Description of the task: Look through the material below. Copy every line with the string "detail" in it.

[Collected data entries]
>>>

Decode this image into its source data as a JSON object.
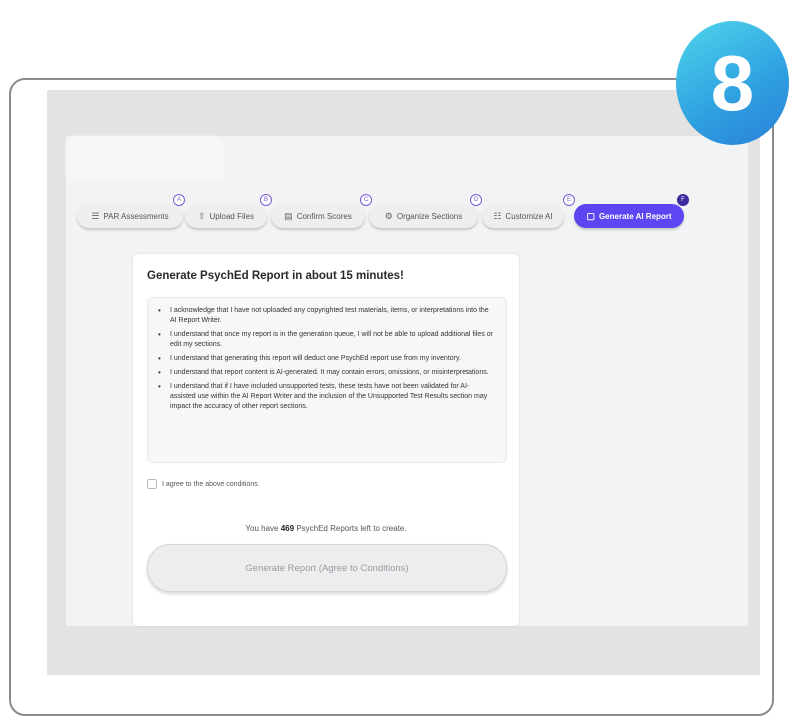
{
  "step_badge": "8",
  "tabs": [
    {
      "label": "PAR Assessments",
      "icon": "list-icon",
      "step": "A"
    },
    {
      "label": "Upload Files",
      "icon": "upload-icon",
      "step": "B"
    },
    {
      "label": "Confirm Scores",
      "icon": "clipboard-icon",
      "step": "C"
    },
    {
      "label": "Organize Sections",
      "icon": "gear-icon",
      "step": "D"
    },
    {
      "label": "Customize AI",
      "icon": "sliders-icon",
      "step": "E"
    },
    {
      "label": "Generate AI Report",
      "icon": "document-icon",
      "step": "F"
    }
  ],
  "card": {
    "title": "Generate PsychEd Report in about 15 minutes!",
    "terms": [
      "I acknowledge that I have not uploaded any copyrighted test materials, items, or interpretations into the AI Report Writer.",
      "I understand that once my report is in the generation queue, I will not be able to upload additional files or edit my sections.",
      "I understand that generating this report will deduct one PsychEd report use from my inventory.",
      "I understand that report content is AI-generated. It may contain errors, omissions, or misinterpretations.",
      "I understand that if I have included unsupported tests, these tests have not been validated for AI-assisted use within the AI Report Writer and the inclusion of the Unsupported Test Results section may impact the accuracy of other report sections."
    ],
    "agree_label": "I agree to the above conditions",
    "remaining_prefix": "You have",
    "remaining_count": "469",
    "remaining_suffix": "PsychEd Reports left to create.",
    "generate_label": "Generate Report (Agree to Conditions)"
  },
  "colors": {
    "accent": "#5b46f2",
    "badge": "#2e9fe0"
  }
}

<<<
>>>

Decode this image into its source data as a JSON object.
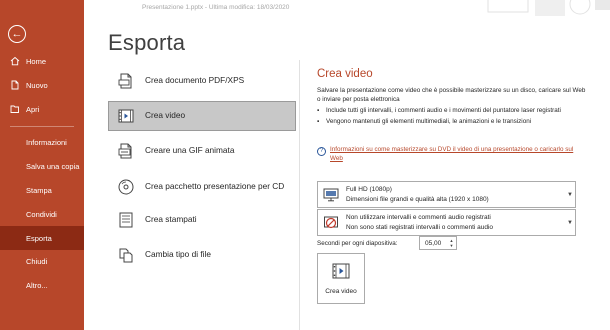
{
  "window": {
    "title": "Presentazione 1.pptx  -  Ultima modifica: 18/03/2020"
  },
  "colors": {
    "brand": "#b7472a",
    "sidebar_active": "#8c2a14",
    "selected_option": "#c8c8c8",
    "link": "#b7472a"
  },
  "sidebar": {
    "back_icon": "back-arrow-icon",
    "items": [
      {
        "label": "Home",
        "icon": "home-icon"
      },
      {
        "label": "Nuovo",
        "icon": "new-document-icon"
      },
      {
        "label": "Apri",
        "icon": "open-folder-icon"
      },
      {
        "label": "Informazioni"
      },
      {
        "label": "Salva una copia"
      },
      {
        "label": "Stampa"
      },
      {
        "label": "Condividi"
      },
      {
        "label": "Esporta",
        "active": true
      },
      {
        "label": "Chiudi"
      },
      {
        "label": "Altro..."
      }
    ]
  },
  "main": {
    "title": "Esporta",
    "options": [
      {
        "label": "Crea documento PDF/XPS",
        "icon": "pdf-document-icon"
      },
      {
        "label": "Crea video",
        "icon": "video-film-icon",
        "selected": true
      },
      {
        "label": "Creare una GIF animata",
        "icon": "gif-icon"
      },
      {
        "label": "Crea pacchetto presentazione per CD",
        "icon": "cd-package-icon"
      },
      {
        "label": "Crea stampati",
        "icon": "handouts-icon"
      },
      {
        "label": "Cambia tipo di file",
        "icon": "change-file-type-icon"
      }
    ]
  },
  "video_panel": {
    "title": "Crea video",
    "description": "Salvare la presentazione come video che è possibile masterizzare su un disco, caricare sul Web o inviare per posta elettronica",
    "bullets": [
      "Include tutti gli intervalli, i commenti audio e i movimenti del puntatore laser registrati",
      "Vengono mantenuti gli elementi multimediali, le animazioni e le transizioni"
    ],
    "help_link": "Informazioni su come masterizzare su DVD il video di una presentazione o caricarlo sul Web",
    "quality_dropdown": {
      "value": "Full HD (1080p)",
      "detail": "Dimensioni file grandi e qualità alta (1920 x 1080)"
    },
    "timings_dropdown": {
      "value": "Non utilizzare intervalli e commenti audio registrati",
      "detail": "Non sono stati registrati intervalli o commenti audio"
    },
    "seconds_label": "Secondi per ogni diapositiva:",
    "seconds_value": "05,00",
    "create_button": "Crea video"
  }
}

<<<
>>>

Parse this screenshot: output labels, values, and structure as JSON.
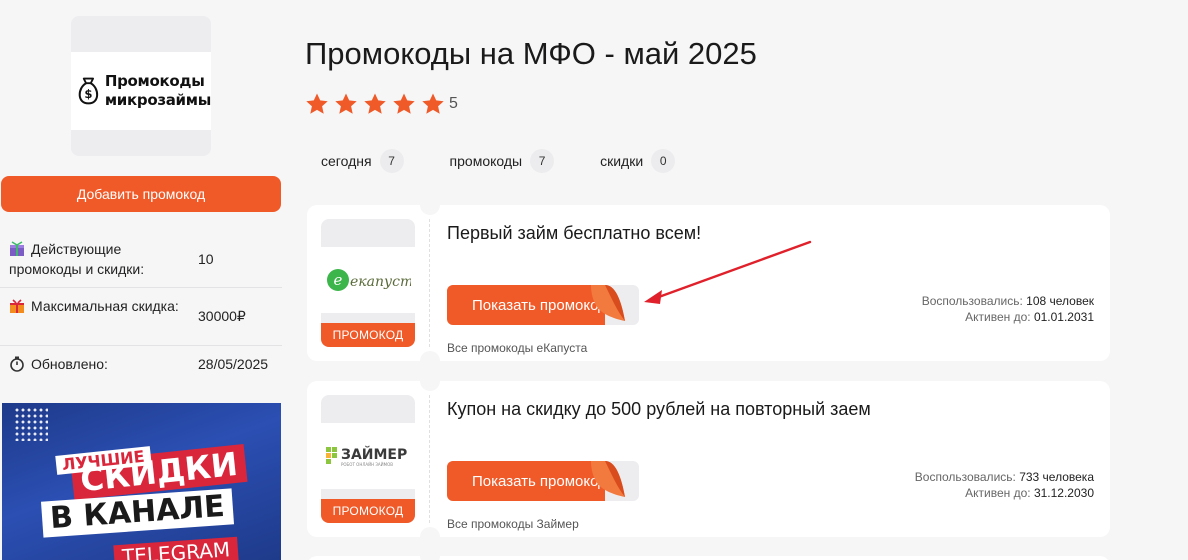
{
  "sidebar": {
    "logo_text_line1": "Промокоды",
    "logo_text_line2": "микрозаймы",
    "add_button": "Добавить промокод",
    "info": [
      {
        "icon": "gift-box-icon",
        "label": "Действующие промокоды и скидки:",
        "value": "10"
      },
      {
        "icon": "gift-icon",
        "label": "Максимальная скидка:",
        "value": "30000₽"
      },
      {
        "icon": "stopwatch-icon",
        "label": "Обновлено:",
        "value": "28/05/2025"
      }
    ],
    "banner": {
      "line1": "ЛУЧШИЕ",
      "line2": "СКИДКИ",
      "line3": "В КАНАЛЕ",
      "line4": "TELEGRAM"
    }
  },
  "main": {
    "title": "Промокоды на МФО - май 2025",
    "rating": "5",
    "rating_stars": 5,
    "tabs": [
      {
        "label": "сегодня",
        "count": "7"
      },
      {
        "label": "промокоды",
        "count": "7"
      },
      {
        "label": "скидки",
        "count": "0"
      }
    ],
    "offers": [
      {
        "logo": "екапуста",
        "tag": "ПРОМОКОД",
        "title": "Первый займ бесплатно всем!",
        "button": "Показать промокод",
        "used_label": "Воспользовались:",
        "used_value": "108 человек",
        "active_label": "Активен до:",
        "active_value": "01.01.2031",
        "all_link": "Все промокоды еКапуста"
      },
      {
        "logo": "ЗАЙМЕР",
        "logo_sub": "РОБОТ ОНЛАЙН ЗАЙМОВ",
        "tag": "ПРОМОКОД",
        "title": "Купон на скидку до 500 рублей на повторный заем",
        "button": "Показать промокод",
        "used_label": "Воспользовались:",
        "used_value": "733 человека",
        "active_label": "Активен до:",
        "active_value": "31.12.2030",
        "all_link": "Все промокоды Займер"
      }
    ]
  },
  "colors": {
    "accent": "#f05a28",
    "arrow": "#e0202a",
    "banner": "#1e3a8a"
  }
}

<<<

Task response:
      "detail": "Dimensioni file grandi e qualità alta (1920 x 1080)"
      "detail": "Non sono stati registrati intervalli o commenti audio"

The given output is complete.